#### Given instruction:
Identify all lines below that hold "Uncased" and collect them.

#### Dataset excerpts:
☆ ☆ ☆ ☆

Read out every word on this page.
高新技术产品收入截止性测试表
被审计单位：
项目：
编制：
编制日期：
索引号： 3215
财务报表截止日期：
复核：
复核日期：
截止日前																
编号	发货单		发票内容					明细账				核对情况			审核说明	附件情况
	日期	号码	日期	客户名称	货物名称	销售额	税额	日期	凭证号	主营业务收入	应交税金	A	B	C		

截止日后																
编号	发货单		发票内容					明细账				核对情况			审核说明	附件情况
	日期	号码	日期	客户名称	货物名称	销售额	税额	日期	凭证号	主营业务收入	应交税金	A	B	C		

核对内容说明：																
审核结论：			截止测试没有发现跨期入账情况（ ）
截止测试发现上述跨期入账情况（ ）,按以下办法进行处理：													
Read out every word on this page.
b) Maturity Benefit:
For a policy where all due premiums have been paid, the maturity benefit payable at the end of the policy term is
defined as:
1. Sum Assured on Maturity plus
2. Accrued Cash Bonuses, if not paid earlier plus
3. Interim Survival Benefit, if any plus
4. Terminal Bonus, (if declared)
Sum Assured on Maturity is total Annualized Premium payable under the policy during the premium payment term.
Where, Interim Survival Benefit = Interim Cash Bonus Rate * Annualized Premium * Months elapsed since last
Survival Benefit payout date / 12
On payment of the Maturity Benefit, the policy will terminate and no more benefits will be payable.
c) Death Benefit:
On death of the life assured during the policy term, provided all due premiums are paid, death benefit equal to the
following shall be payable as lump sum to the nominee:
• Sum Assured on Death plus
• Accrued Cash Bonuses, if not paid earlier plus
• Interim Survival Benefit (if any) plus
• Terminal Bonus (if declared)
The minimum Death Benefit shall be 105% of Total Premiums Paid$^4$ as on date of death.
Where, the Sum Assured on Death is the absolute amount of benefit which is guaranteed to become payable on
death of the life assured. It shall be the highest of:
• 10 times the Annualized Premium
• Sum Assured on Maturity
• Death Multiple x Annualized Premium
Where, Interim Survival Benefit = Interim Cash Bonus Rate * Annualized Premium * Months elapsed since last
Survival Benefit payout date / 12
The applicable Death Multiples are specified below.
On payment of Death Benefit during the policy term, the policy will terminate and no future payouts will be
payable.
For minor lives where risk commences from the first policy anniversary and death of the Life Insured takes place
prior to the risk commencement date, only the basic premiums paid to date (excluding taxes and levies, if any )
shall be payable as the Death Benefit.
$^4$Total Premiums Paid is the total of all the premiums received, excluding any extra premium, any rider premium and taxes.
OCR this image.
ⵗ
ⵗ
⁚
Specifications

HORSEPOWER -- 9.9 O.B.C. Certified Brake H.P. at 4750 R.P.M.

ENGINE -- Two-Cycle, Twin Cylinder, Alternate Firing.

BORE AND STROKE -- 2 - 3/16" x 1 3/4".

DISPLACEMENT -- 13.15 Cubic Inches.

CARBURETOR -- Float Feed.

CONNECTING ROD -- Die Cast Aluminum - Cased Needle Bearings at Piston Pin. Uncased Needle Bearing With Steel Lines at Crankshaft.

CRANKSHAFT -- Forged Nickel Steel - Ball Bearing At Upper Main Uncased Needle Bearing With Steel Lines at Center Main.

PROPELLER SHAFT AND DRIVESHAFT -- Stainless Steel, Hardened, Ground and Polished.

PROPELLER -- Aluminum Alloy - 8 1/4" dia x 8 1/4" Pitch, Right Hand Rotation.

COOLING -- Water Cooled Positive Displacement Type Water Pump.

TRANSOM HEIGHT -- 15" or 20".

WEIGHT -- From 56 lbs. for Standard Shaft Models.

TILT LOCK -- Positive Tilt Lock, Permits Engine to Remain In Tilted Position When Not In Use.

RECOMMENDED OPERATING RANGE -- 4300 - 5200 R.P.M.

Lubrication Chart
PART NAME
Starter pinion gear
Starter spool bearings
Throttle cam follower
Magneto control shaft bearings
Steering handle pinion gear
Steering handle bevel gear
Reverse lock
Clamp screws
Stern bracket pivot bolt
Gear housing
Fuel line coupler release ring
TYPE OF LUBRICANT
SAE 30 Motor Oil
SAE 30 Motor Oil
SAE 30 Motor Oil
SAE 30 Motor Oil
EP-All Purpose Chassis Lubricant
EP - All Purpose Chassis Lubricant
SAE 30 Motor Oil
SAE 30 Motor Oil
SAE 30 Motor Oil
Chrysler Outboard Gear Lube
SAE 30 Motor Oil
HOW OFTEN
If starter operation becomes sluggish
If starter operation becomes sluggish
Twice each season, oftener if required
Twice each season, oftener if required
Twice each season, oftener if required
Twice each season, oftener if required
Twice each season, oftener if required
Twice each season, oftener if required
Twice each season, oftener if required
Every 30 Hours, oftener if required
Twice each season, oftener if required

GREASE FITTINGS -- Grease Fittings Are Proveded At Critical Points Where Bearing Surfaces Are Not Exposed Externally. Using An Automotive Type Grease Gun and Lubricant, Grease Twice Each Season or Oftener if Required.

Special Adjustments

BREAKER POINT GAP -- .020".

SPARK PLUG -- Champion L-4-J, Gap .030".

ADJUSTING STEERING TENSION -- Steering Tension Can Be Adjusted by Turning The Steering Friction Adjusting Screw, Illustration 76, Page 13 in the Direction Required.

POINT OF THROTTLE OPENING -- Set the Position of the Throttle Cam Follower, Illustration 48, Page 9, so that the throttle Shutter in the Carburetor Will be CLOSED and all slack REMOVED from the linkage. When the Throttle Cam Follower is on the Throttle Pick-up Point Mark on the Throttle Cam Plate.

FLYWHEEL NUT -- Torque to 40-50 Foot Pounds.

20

☆ ☆ ☆ ☆

#### Response:
CONNECTING ROD -- Die Cast Aluminum - Cased Needle Bearings at Piston Pin. Uncased Needle Bearing With Steel Lines at Crankshaft.
CRANKSHAFT -- Forged Nickel Steel - Ball Bearing At Upper Main Uncased Needle Bearing With Steel Lines at Center Main.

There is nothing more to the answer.